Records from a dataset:
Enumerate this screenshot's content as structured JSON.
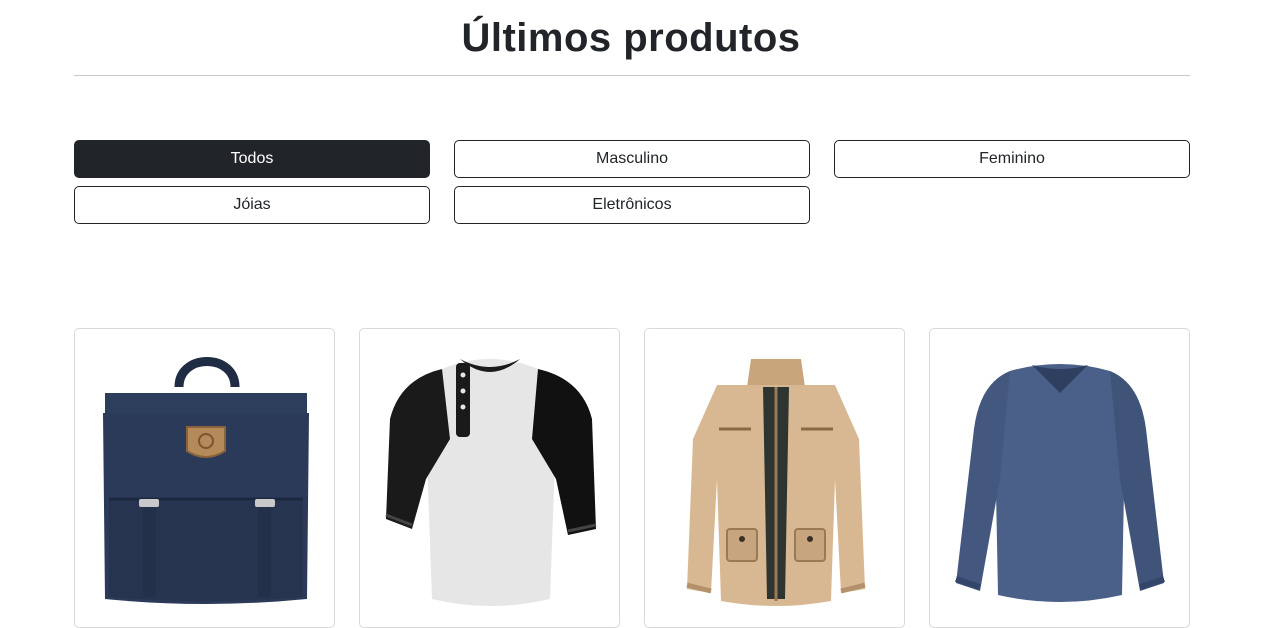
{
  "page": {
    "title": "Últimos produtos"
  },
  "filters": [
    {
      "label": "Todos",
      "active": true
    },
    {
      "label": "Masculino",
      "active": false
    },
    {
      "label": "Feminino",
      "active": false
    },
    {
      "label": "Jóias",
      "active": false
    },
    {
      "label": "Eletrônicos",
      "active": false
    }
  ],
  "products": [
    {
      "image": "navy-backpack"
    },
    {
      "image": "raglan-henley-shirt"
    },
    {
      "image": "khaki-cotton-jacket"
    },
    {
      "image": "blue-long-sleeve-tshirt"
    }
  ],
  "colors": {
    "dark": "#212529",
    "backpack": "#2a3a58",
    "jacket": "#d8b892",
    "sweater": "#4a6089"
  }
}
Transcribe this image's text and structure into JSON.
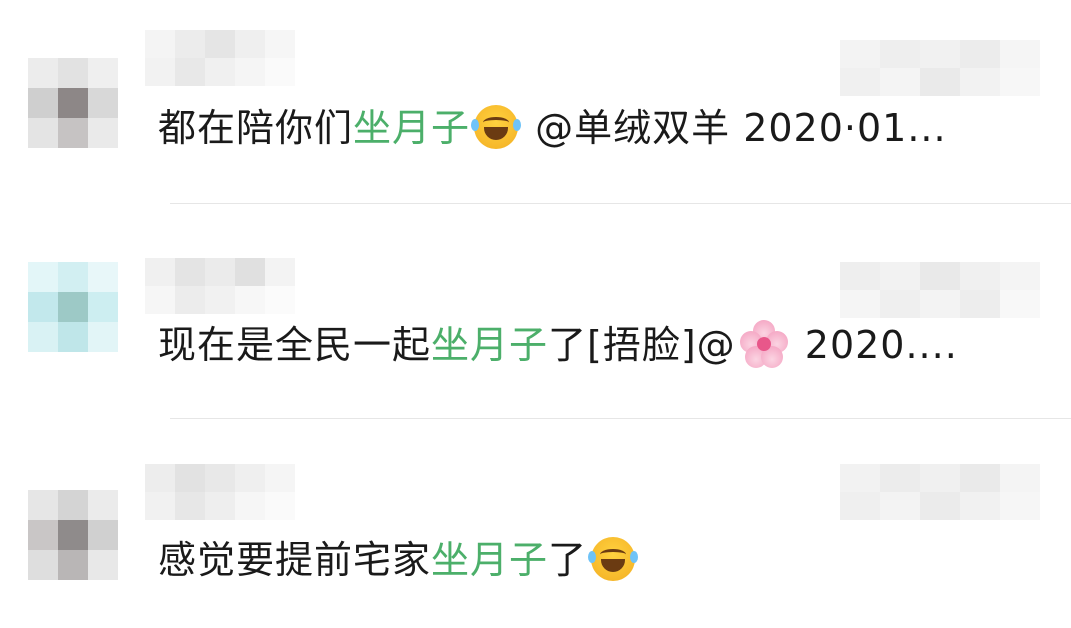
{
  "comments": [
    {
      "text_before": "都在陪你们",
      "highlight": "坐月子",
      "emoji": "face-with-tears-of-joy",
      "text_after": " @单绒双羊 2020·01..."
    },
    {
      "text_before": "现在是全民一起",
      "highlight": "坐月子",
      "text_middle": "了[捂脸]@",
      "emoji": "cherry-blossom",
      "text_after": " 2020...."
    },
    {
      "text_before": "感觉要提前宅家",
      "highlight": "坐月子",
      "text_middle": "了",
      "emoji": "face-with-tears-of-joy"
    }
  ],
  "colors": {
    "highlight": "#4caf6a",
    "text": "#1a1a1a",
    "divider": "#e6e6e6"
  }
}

# WHAT YOU NEED TO DO
Return every line of the records exactly as given, pictures excluded.

# COMPLETE OUTPUT
Enumerate this screenshot's content as structured JSON.
{
  "page": {
    "title": "Últimos produtos"
  },
  "filters": [
    {
      "label": "Todos",
      "active": true
    },
    {
      "label": "Masculino",
      "active": false
    },
    {
      "label": "Feminino",
      "active": false
    },
    {
      "label": "Jóias",
      "active": false
    },
    {
      "label": "Eletrônicos",
      "active": false
    }
  ],
  "products": [
    {
      "image": "navy-backpack"
    },
    {
      "image": "raglan-henley-shirt"
    },
    {
      "image": "khaki-cotton-jacket"
    },
    {
      "image": "blue-long-sleeve-tshirt"
    }
  ],
  "colors": {
    "dark": "#212529",
    "backpack": "#2a3a58",
    "jacket": "#d8b892",
    "sweater": "#4a6089"
  }
}
Transcribe this image's text and structure into JSON.
{
  "comments": [
    {
      "text_before": "都在陪你们",
      "highlight": "坐月子",
      "emoji": "face-with-tears-of-joy",
      "text_after": " @单绒双羊 2020·01..."
    },
    {
      "text_before": "现在是全民一起",
      "highlight": "坐月子",
      "text_middle": "了[捂脸]@",
      "emoji": "cherry-blossom",
      "text_after": " 2020...."
    },
    {
      "text_before": "感觉要提前宅家",
      "highlight": "坐月子",
      "text_middle": "了",
      "emoji": "face-with-tears-of-joy"
    }
  ],
  "colors": {
    "highlight": "#4caf6a",
    "text": "#1a1a1a",
    "divider": "#e6e6e6"
  }
}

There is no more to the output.